== What to work on ==
Please reproduce each of the rows below word for word, omitting the pictures.

(Entries drawn from a collection)
********************

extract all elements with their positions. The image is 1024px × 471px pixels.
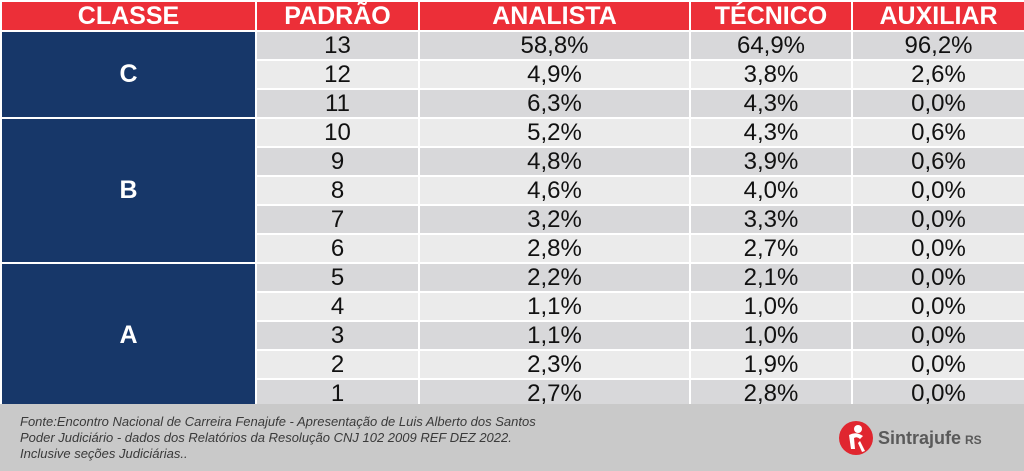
data-table-container: CLASSE PADRÃO ANALISTA TÉCNICO AUXILIAR … [0,0,1024,409]
tecnico-cell: 1,9% [689,349,853,380]
auxiliar-cell: 96,2% [851,30,1024,61]
logo-suffix: RS [965,433,982,447]
analista-cell: 58,8% [418,30,691,61]
tecnico-cell: 3,9% [689,146,853,177]
header-row: CLASSE PADRÃO ANALISTA TÉCNICO AUXILIAR [0,0,1024,32]
padrao-cell: 1 [255,378,420,409]
tecnico-cell: 1,0% [689,291,853,322]
classe-b-cell: B [0,117,257,264]
table-row: 8 4,6% 4,0% 0,0% [1,175,1024,206]
logo-name: Sintrajufe [878,428,962,448]
tecnico-cell: 1,0% [689,320,853,351]
analista-cell: 4,6% [418,175,691,206]
tecnico-cell: 4,3% [689,117,853,148]
analista-cell: 2,8% [418,233,691,264]
table-row: 12 4,9% 3,8% 2,6% [1,59,1024,90]
table-row: B 10 5,2% 4,3% 0,6% [0,117,1024,264]
table-row: 3 1,1% 1,0% 0,0% [1,320,1024,351]
padrao-cell: 3 [255,320,420,351]
career-progression-table: CLASSE PADRÃO ANALISTA TÉCNICO AUXILIAR … [0,0,1024,409]
tecnico-cell: 2,8% [689,378,853,409]
tecnico-cell: 4,3% [689,88,853,119]
analista-cell: 4,8% [418,146,691,177]
tecnico-cell: 2,7% [689,233,853,264]
tecnico-cell: 3,8% [689,59,853,90]
auxiliar-cell: 0,0% [851,349,1024,380]
analista-cell: 2,2% [418,262,691,293]
table-row: 9 4,8% 3,9% 0,6% [1,146,1024,177]
table-row: 7 3,2% 3,3% 0,0% [1,204,1024,235]
analista-cell: 3,2% [418,204,691,235]
padrao-cell: 11 [255,88,420,119]
tecnico-cell: 64,9% [689,30,853,61]
logo-text: Sintrajufe RS [878,428,982,449]
tecnico-cell: 4,0% [689,175,853,206]
auxiliar-cell: 0,0% [851,291,1024,322]
analista-cell: 1,1% [418,291,691,322]
header-padrao: PADRÃO [255,0,420,32]
padrao-cell: 2 [255,349,420,380]
padrao-cell: 8 [255,175,420,206]
source-note-line-3: Inclusive seções Judiciárias.. [20,446,188,461]
analista-cell: 6,3% [418,88,691,119]
source-note-line-2: Poder Judiciário - dados dos Relatórios … [20,430,512,445]
header-auxiliar: AUXILIAR [851,0,1024,32]
classe-a-cell: A [0,262,257,409]
auxiliar-cell: 0,0% [851,262,1024,293]
auxiliar-cell: 0,0% [851,175,1024,206]
header-tecnico: TÉCNICO [689,0,853,32]
tecnico-cell: 3,3% [689,204,853,235]
table-row: C 13 58,8% 64,9% 96,2% [0,30,1024,119]
table-row: A 5 2,2% 2,1% 0,0% [0,262,1024,409]
auxiliar-cell: 0,0% [851,88,1024,119]
table-row: 4 1,1% 1,0% 0,0% [1,291,1024,322]
padrao-cell: 4 [255,291,420,322]
auxiliar-cell: 2,6% [851,59,1024,90]
auxiliar-cell: 0,0% [851,204,1024,235]
auxiliar-cell: 0,0% [851,233,1024,264]
analista-cell: 4,9% [418,59,691,90]
source-footer: Fonte:Encontro Nacional de Carreira Fena… [0,404,1024,471]
auxiliar-cell: 0,6% [851,117,1024,148]
header-classe: CLASSE [0,0,257,32]
header-analista: ANALISTA [418,0,691,32]
classe-c-cell: C [0,30,257,119]
padrao-cell: 13 [255,30,420,61]
auxiliar-cell: 0,0% [851,378,1024,409]
analista-cell: 2,3% [418,349,691,380]
tecnico-cell: 2,1% [689,262,853,293]
table-row: 11 6,3% 4,3% 0,0% [1,88,1024,119]
source-note-line-1: Fonte:Encontro Nacional de Carreira Fena… [20,414,536,429]
padrao-cell: 6 [255,233,420,264]
padrao-cell: 9 [255,146,420,177]
padrao-cell: 5 [255,262,420,293]
sintrajufe-logo-icon [839,421,873,455]
padrao-cell: 12 [255,59,420,90]
table-row: 1 2,7% 2,8% 0,0% [1,378,1024,409]
auxiliar-cell: 0,6% [851,146,1024,177]
auxiliar-cell: 0,0% [851,320,1024,351]
padrao-cell: 7 [255,204,420,235]
analista-cell: 2,7% [418,378,691,409]
analista-cell: 5,2% [418,117,691,148]
table-row: 2 2,3% 1,9% 0,0% [1,349,1024,380]
analista-cell: 1,1% [418,320,691,351]
sintrajufe-logo: Sintrajufe RS [838,420,1018,456]
padrao-cell: 10 [255,117,420,148]
table-row: 6 2,8% 2,7% 0,0% [1,233,1024,264]
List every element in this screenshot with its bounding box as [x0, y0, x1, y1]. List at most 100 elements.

********************

== Answer for this exercise ==
extract all elements with their positions. The image is 1024px × 471px pixels.
data-table-container: CLASSE PADRÃO ANALISTA TÉCNICO AUXILIAR … [0,0,1024,409]
tecnico-cell: 1,9% [689,349,853,380]
auxiliar-cell: 96,2% [851,30,1024,61]
logo-suffix: RS [965,433,982,447]
analista-cell: 58,8% [418,30,691,61]
tecnico-cell: 3,9% [689,146,853,177]
header-row: CLASSE PADRÃO ANALISTA TÉCNICO AUXILIAR [0,0,1024,32]
padrao-cell: 1 [255,378,420,409]
tecnico-cell: 1,0% [689,291,853,322]
classe-b-cell: B [0,117,257,264]
table-row: 8 4,6% 4,0% 0,0% [1,175,1024,206]
logo-name: Sintrajufe [878,428,962,448]
tecnico-cell: 1,0% [689,320,853,351]
analista-cell: 4,6% [418,175,691,206]
tecnico-cell: 4,3% [689,117,853,148]
analista-cell: 2,8% [418,233,691,264]
table-row: 12 4,9% 3,8% 2,6% [1,59,1024,90]
table-row: B 10 5,2% 4,3% 0,6% [0,117,1024,264]
table-row: 3 1,1% 1,0% 0,0% [1,320,1024,351]
padrao-cell: 3 [255,320,420,351]
career-progression-table: CLASSE PADRÃO ANALISTA TÉCNICO AUXILIAR … [0,0,1024,409]
tecnico-cell: 2,8% [689,378,853,409]
tecnico-cell: 4,3% [689,88,853,119]
analista-cell: 4,8% [418,146,691,177]
tecnico-cell: 2,7% [689,233,853,264]
tecnico-cell: 3,8% [689,59,853,90]
auxiliar-cell: 0,0% [851,349,1024,380]
analista-cell: 2,2% [418,262,691,293]
table-row: 9 4,8% 3,9% 0,6% [1,146,1024,177]
table-row: 7 3,2% 3,3% 0,0% [1,204,1024,235]
analista-cell: 3,2% [418,204,691,235]
padrao-cell: 11 [255,88,420,119]
tecnico-cell: 64,9% [689,30,853,61]
logo-text: Sintrajufe RS [878,428,982,449]
tecnico-cell: 4,0% [689,175,853,206]
auxiliar-cell: 0,0% [851,291,1024,322]
analista-cell: 1,1% [418,291,691,322]
header-padrao: PADRÃO [255,0,420,32]
padrao-cell: 2 [255,349,420,380]
padrao-cell: 8 [255,175,420,206]
source-note-line-3: Inclusive seções Judiciárias.. [20,446,188,461]
analista-cell: 6,3% [418,88,691,119]
source-note-line-2: Poder Judiciário - dados dos Relatórios … [20,430,512,445]
header-auxiliar: AUXILIAR [851,0,1024,32]
classe-a-cell: A [0,262,257,409]
auxiliar-cell: 0,0% [851,262,1024,293]
auxiliar-cell: 0,0% [851,175,1024,206]
header-tecnico: TÉCNICO [689,0,853,32]
tecnico-cell: 3,3% [689,204,853,235]
table-row: C 13 58,8% 64,9% 96,2% [0,30,1024,119]
table-row: A 5 2,2% 2,1% 0,0% [0,262,1024,409]
auxiliar-cell: 0,0% [851,88,1024,119]
table-row: 4 1,1% 1,0% 0,0% [1,291,1024,322]
padrao-cell: 4 [255,291,420,322]
auxiliar-cell: 2,6% [851,59,1024,90]
auxiliar-cell: 0,0% [851,204,1024,235]
auxiliar-cell: 0,0% [851,233,1024,264]
analista-cell: 4,9% [418,59,691,90]
source-footer: Fonte:Encontro Nacional de Carreira Fena… [0,404,1024,471]
auxiliar-cell: 0,6% [851,117,1024,148]
header-classe: CLASSE [0,0,257,32]
header-analista: ANALISTA [418,0,691,32]
classe-c-cell: C [0,30,257,119]
padrao-cell: 13 [255,30,420,61]
auxiliar-cell: 0,0% [851,378,1024,409]
analista-cell: 2,3% [418,349,691,380]
tecnico-cell: 2,1% [689,262,853,293]
table-row: 11 6,3% 4,3% 0,0% [1,88,1024,119]
source-note-line-1: Fonte:Encontro Nacional de Carreira Fena… [20,414,536,429]
padrao-cell: 6 [255,233,420,264]
padrao-cell: 9 [255,146,420,177]
padrao-cell: 5 [255,262,420,293]
sintrajufe-logo-icon [839,421,873,455]
padrao-cell: 12 [255,59,420,90]
table-row: 1 2,7% 2,8% 0,0% [1,378,1024,409]
auxiliar-cell: 0,6% [851,146,1024,177]
auxiliar-cell: 0,0% [851,320,1024,351]
padrao-cell: 7 [255,204,420,235]
analista-cell: 2,7% [418,378,691,409]
analista-cell: 5,2% [418,117,691,148]
table-row: 2 2,3% 1,9% 0,0% [1,349,1024,380]
analista-cell: 1,1% [418,320,691,351]
sintrajufe-logo: Sintrajufe RS [838,420,1018,456]
padrao-cell: 10 [255,117,420,148]
table-row: 6 2,8% 2,7% 0,0% [1,233,1024,264]
List every element in this screenshot with its bounding box as [x0, y0, x1, y1]. List at most 100 elements.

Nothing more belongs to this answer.